(Records from a collection)
--- Begin ---

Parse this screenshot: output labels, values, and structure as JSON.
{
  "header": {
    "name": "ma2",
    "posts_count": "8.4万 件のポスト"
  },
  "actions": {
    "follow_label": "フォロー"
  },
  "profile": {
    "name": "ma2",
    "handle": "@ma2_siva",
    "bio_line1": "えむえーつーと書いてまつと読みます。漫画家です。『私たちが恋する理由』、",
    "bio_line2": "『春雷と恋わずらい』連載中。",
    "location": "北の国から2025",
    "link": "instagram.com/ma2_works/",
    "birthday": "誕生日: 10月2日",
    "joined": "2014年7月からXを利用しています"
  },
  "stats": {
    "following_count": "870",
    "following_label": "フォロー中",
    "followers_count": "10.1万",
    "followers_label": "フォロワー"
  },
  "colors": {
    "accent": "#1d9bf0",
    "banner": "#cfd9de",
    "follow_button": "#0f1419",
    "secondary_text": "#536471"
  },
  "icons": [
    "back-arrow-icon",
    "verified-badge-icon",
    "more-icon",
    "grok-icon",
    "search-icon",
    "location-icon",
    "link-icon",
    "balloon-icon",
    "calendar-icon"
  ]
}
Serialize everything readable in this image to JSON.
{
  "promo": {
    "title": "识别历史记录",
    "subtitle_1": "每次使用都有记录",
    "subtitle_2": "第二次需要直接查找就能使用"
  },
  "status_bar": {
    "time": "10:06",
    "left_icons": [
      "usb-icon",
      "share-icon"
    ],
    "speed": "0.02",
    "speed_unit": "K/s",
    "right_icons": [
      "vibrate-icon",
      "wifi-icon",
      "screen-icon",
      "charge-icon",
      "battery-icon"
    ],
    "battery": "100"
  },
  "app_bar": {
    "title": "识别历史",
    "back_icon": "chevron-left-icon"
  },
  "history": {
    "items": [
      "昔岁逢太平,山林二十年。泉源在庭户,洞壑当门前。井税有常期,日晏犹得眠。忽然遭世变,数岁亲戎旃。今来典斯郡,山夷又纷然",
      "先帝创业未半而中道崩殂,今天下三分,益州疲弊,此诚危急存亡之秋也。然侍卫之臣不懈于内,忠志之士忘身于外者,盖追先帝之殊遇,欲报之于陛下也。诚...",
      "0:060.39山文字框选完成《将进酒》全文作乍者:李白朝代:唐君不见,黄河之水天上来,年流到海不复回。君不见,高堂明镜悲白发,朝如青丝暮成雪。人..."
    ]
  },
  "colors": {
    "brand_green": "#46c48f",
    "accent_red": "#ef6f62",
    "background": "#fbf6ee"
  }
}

--- End ---

SET TASK: Retype each record exactly, leaving nothing out.

THE REPLY:
Parse this screenshot: output labels, values, and structure as JSON.
{
  "header": {
    "name": "ma2",
    "posts_count": "8.4万 件のポスト"
  },
  "actions": {
    "follow_label": "フォロー"
  },
  "profile": {
    "name": "ma2",
    "handle": "@ma2_siva",
    "bio_line1": "えむえーつーと書いてまつと読みます。漫画家です。『私たちが恋する理由』、",
    "bio_line2": "『春雷と恋わずらい』連載中。",
    "location": "北の国から2025",
    "link": "instagram.com/ma2_works/",
    "birthday": "誕生日: 10月2日",
    "joined": "2014年7月からXを利用しています"
  },
  "stats": {
    "following_count": "870",
    "following_label": "フォロー中",
    "followers_count": "10.1万",
    "followers_label": "フォロワー"
  },
  "colors": {
    "accent": "#1d9bf0",
    "banner": "#cfd9de",
    "follow_button": "#0f1419",
    "secondary_text": "#536471"
  },
  "icons": [
    "back-arrow-icon",
    "verified-badge-icon",
    "more-icon",
    "grok-icon",
    "search-icon",
    "location-icon",
    "link-icon",
    "balloon-icon",
    "calendar-icon"
  ]
}
Serialize everything readable in this image to JSON.
{
  "promo": {
    "title": "识别历史记录",
    "subtitle_1": "每次使用都有记录",
    "subtitle_2": "第二次需要直接查找就能使用"
  },
  "status_bar": {
    "time": "10:06",
    "left_icons": [
      "usb-icon",
      "share-icon"
    ],
    "speed": "0.02",
    "speed_unit": "K/s",
    "right_icons": [
      "vibrate-icon",
      "wifi-icon",
      "screen-icon",
      "charge-icon",
      "battery-icon"
    ],
    "battery": "100"
  },
  "app_bar": {
    "title": "识别历史",
    "back_icon": "chevron-left-icon"
  },
  "history": {
    "items": [
      "昔岁逢太平,山林二十年。泉源在庭户,洞壑当门前。井税有常期,日晏犹得眠。忽然遭世变,数岁亲戎旃。今来典斯郡,山夷又纷然",
      "先帝创业未半而中道崩殂,今天下三分,益州疲弊,此诚危急存亡之秋也。然侍卫之臣不懈于内,忠志之士忘身于外者,盖追先帝之殊遇,欲报之于陛下也。诚...",
      "0:060.39山文字框选完成《将进酒》全文作乍者:李白朝代:唐君不见,黄河之水天上来,年流到海不复回。君不见,高堂明镜悲白发,朝如青丝暮成雪。人..."
    ]
  },
  "colors": {
    "brand_green": "#46c48f",
    "accent_red": "#ef6f62",
    "background": "#fbf6ee"
  }
}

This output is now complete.